:: Short exercise ::
Copy the listing verbatim, excluding any images found in it.

(Rows from a dataset)
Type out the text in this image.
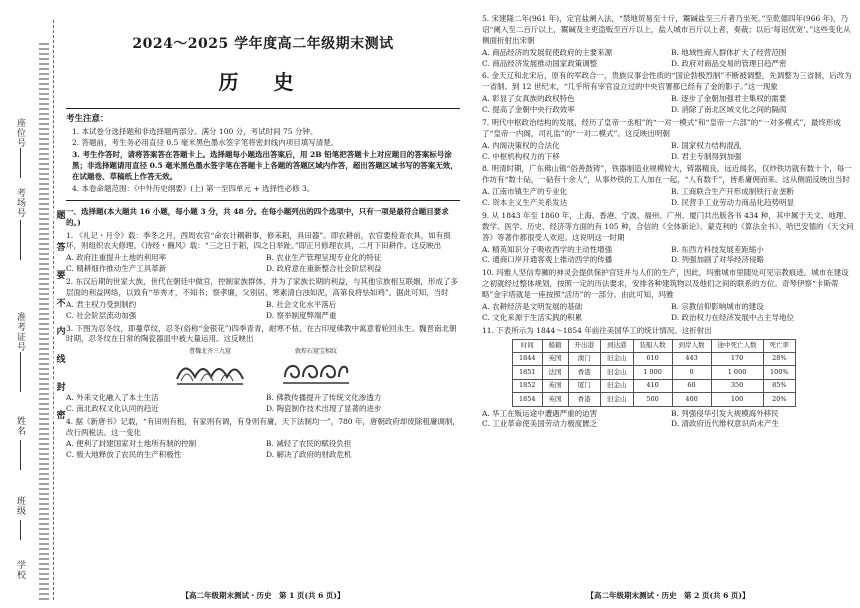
座位号
考场号
准考证号
姓名
班级
学校
题
答
要
不
内
线
封
密
2024～2025 学年度高二年级期末测试
历 史
考生注意：

1. 本试卷分选择题和非选择题两部分。满分 100 分，考试时间 75 分钟。

2. 答题前，考生务必用直径 0.5 毫米黑色墨水签字笔将密封线内项目填写清楚。

3. 考生作答时，请将答案答在答题卡上。选择题每小题选出答案后，用 2B 铅笔把答题卡上对应题目的答案标号涂黑；非选择题请用直径 0.5 毫米黑色墨水签字笔在答题卡上各题的答题区域内作答，超出答题区域书写的答案无效，在试题卷、草稿纸上作答无效。

4. 本卷命题范围：《中外历史纲要》(上) 第一至四单元 + 选择性必修 3。

一、选择题(本大题共 16 小题，每小题 3 分，共 48 分。在每小题列出的四个选项中，只有一项是最符合题目要求的。)

1. 《礼记・月令》载：季冬之月，西周农官“命农计耦耕事，修耒耜，具田器”。即农耕前，农官要检查农具，如有损坏，则组织农夫修理。《诗经・豳风》载：“三之日于耜，四之日举趾。”即正月修理农具，二月下田耕作。这反映出

A. 政府注重提升土地的利用率	B. 农业生产管理呈现专业化的特征
C. 精耕细作推动生产工具革新	D. 政府意在重新整合社会阶层利益

2. 东汉后期的世家大族，世代在朝廷中做官，控制家族群体，并为了家族长期的利益，与其他宗族相互联姻，形成了多层面的利益网络，以致有“举秀才，不知书；察孝廉，父别居。寒素清白浊如泥，高第良将怯如鸡”。据此可知，当时

A. 君主权力受到制约	B. 社会文化水平落后
C. 社会阶层流动加强	D. 察举制度弊端严重

3. 下图为忍冬纹，即蔓草纹，忍冬(俗称“金银花”)四季青青，耐寒不枯，在古印度佛教中寓意着轮回永生。魏晋南北朝时期，忍冬纹在日常的陶瓷器皿中被大量运用。这反映出

曹魏北齐三九窟	敦煌石窟宝相纹
A. 外来文化融入了本土生活	B. 佛教传播提升了传统文化渗透力
C. 南北政权文化认同的趋近	D. 陶瓷制作技术出现了显著的进步

4. 据《新唐书》记载，“有田则有租，有家则有调，有身则有庸，天下法制均一”，780 年，唐朝政府却废除租庸调制，改行两税法。这一变化

A. 便利了封建国家对土地所有制的控制	B. 减轻了农民的赋役负担
C. 极大地释放了农民的生产积极性	D. 解决了政府的财政危机
【高二年级期末测试・历史　第 1 页(共 6 页)】

5. 宋建隆二年(961 年)，定官盐阑入法，“禁地贸易至十斤，鬻碱盐至三斤者乃坐死。”至乾德四年(966 年)，乃诏“阑入至二百斤以上，鬻碱及主吏盗贩至百斤以上，盐人城市百斤以上者，奏裁；以后‘每诏优宽’。”这些变化从侧面折射出宋朝

A. 商品经济的发展促使政府的主要来源	B. 地域性商人群体扩大了经营范围
C. 商品经济发展推动国家政策调整	D. 政府对商品交易的管理日趋严密

6. 金天辽和北宋后，原有的军政合一，贵族议事会性质的“国论勃极烈制”不断被调整，先调整为三省制，后改为一省制。到 12 世纪末，“几乎所有宰官设立过的中央官署都已经有了金的影子。”这一现象

A. 彰显了女真族的政权特色	B. 逐步了金朝加强君主集权的需要
C. 提高了金朝中央行政效率	D. 消除了南北区域文化之间的隔阂

7. 明代中枢政治结构的发展，经历了皇帝一丞相”的“一对一模式”和“皇帝一六部”的“一对多模式”，最终形成了“皇帝一内阁，司礼监”的“一对二模式”。这反映出明朝

A. 内阁决策权的合法化	B. 国家权力结构混乱
C. 中枢机构权力的下移	D. 君主专制得到加强

8. 明清时期，广东佛山镇“俗善鼓铸”，铁器制造业规模较大，铸器精良，远近闻名，仅炒铁坊就有数十个，每一作坊有“数十砧，一砧有十余人”，从事炒铁的工人加在一起，“人有数千”，皆系庸佣而来。这从侧面反映出当时

A. 江南市镇生产的专业化	B. 工商联合生产开形成制铁行业垄断
C. 资本主义生产关系发达	D. 民营手工业劳动力商品化趋势明显

9. 从 1843 年至 1860 年，上海、香港、宁波、福州、广州、厦门共出版各书 434 种，其中属于天文、地理、数学、医学、历史、经济等方面的有 105 种，合信的《全体新论》、蒙克利的《算法全书》、哈巴安德的《天文问答》等著作都很受人欢迎。这说明这一时期

A. 精英知识分子吸收西学的主动性增强	B. 东西方科技发展差距缩小
C. 通商口岸开通客观上推动西学的传播	D. 列强加剧了对华经济侵略

10. 玛雅人坚信寿狮的神灵会提供保护宫廷并与人们的生产，因此，玛雅城市里随处可见宗教痕迹。城市在建设之初就经过整体规划，按照一定的历法要求，安排各种建筑物以及他们之间的联系的方位。奇琴伊察“卡斯蒂略”金字塔就是一座按照“活历”的一部分。由此可知，玛雅

A. 农耕经济是文明发展的基础	B. 宗教信仰影响城市的建设
C. 文化来源于生活实践的积累	D. 政治权力在经济发展中占主导地位

11. 下表所示为 1844～1854 年前往美国华工的统计情况。这折射出

时间	船籍	开出港	到达港	装船人数	到岸人数	途中死亡人数	死亡率
1844	英国	澳门	旧金山	610	443	170	28%
1851	法国	香港	旧金山	1 000	0	1 000	100%
1852	英国	厦门	旧金山	410	60	350	85%
1854	英国	香港	旧金山	500	400	100	20%
A. 华工在贩运途中遭遇严重的迫害	B. 列强侵华引发大规模海外移民
C. 工业革命使美国劳动力极度匮乏	D. 清政府近代维权意识尚未产生
【高二年级期末测试・历史　第 2 页(共 6 页)】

:: Written response ::
Type out the text in this image.
座位号
考场号
准考证号
姓名
班级
学校
题
答
要
不
内
线
封
密
2024～2025 学年度高二年级期末测试
历 史
考生注意：

1. 本试卷分选择题和非选择题两部分。满分 100 分，考试时间 75 分钟。

2. 答题前，考生务必用直径 0.5 毫米黑色墨水签字笔将密封线内项目填写清楚。

3. 考生作答时，请将答案答在答题卡上。选择题每小题选出答案后，用 2B 铅笔把答题卡上对应题目的答案标号涂黑；非选择题请用直径 0.5 毫米黑色墨水签字笔在答题卡上各题的答题区域内作答，超出答题区域书写的答案无效，在试题卷、草稿纸上作答无效。

4. 本卷命题范围：《中外历史纲要》(上) 第一至四单元 + 选择性必修 3。

一、选择题(本大题共 16 小题，每小题 3 分，共 48 分。在每小题列出的四个选项中，只有一项是最符合题目要求的。)

1. 《礼记・月令》载：季冬之月，西周农官“命农计耦耕事，修耒耜，具田器”。即农耕前，农官要检查农具，如有损坏，则组织农夫修理。《诗经・豳风》载：“三之日于耜，四之日举趾。”即正月修理农具，二月下田耕作。这反映出

A. 政府注重提升土地的利用率	B. 农业生产管理呈现专业化的特征
C. 精耕细作推动生产工具革新	D. 政府意在重新整合社会阶层利益

2. 东汉后期的世家大族，世代在朝廷中做官，控制家族群体，并为了家族长期的利益，与其他宗族相互联姻，形成了多层面的利益网络，以致有“举秀才，不知书；察孝廉，父别居。寒素清白浊如泥，高第良将怯如鸡”。据此可知，当时

A. 君主权力受到制约	B. 社会文化水平落后
C. 社会阶层流动加强	D. 察举制度弊端严重

3. 下图为忍冬纹，即蔓草纹，忍冬(俗称“金银花”)四季青青，耐寒不枯，在古印度佛教中寓意着轮回永生。魏晋南北朝时期，忍冬纹在日常的陶瓷器皿中被大量运用。这反映出

曹魏北齐三九窟	敦煌石窟宝相纹
A. 外来文化融入了本土生活	B. 佛教传播提升了传统文化渗透力
C. 南北政权文化认同的趋近	D. 陶瓷制作技术出现了显著的进步

4. 据《新唐书》记载，“有田则有租，有家则有调，有身则有庸，天下法制均一”，780 年，唐朝政府却废除租庸调制，改行两税法。这一变化

A. 便利了封建国家对土地所有制的控制	B. 减轻了农民的赋役负担
C. 极大地释放了农民的生产积极性	D. 解决了政府的财政危机
【高二年级期末测试・历史　第 1 页(共 6 页)】

5. 宋建隆二年(961 年)，定官盐阑入法，“禁地贸易至十斤，鬻碱盐至三斤者乃坐死。”至乾德四年(966 年)，乃诏“阑入至二百斤以上，鬻碱及主吏盗贩至百斤以上，盐人城市百斤以上者，奏裁；以后‘每诏优宽’。”这些变化从侧面折射出宋朝

A. 商品经济的发展促使政府的主要来源	B. 地域性商人群体扩大了经营范围
C. 商品经济发展推动国家政策调整	D. 政府对商品交易的管理日趋严密

6. 金天辽和北宋后，原有的军政合一，贵族议事会性质的“国论勃极烈制”不断被调整，先调整为三省制，后改为一省制。到 12 世纪末，“几乎所有宰官设立过的中央官署都已经有了金的影子。”这一现象

A. 彰显了女真族的政权特色	B. 逐步了金朝加强君主集权的需要
C. 提高了金朝中央行政效率	D. 消除了南北区域文化之间的隔阂

7. 明代中枢政治结构的发展，经历了皇帝一丞相”的“一对一模式”和“皇帝一六部”的“一对多模式”，最终形成了“皇帝一内阁，司礼监”的“一对二模式”。这反映出明朝

A. 内阁决策权的合法化	B. 国家权力结构混乱
C. 中枢机构权力的下移	D. 君主专制得到加强

8. 明清时期，广东佛山镇“俗善鼓铸”，铁器制造业规模较大，铸器精良，远近闻名，仅炒铁坊就有数十个，每一作坊有“数十砧，一砧有十余人”，从事炒铁的工人加在一起，“人有数千”，皆系庸佣而来。这从侧面反映出当时

A. 江南市镇生产的专业化	B. 工商联合生产开形成制铁行业垄断
C. 资本主义生产关系发达	D. 民营手工业劳动力商品化趋势明显

9. 从 1843 年至 1860 年，上海、香港、宁波、福州、广州、厦门共出版各书 434 种，其中属于天文、地理、数学、医学、历史、经济等方面的有 105 种，合信的《全体新论》、蒙克利的《算法全书》、哈巴安德的《天文问答》等著作都很受人欢迎。这说明这一时期

A. 精英知识分子吸收西学的主动性增强	B. 东西方科技发展差距缩小
C. 通商口岸开通客观上推动西学的传播	D. 列强加剧了对华经济侵略

10. 玛雅人坚信寿狮的神灵会提供保护宫廷并与人们的生产，因此，玛雅城市里随处可见宗教痕迹。城市在建设之初就经过整体规划，按照一定的历法要求，安排各种建筑物以及他们之间的联系的方位。奇琴伊察“卡斯蒂略”金字塔就是一座按照“活历”的一部分。由此可知，玛雅

A. 农耕经济是文明发展的基础	B. 宗教信仰影响城市的建设
C. 文化来源于生活实践的积累	D. 政治权力在经济发展中占主导地位

11. 下表所示为 1844～1854 年前往美国华工的统计情况。这折射出

时间	船籍	开出港	到达港	装船人数	到岸人数	途中死亡人数	死亡率
1844	英国	澳门	旧金山	610	443	170	28%
1851	法国	香港	旧金山	1 000	0	1 000	100%
1852	英国	厦门	旧金山	410	60	350	85%
1854	英国	香港	旧金山	500	400	100	20%
A. 华工在贩运途中遭遇严重的迫害	B. 列强侵华引发大规模海外移民
C. 工业革命使美国劳动力极度匮乏	D. 清政府近代维权意识尚未产生
【高二年级期末测试・历史　第 2 页(共 6 页)】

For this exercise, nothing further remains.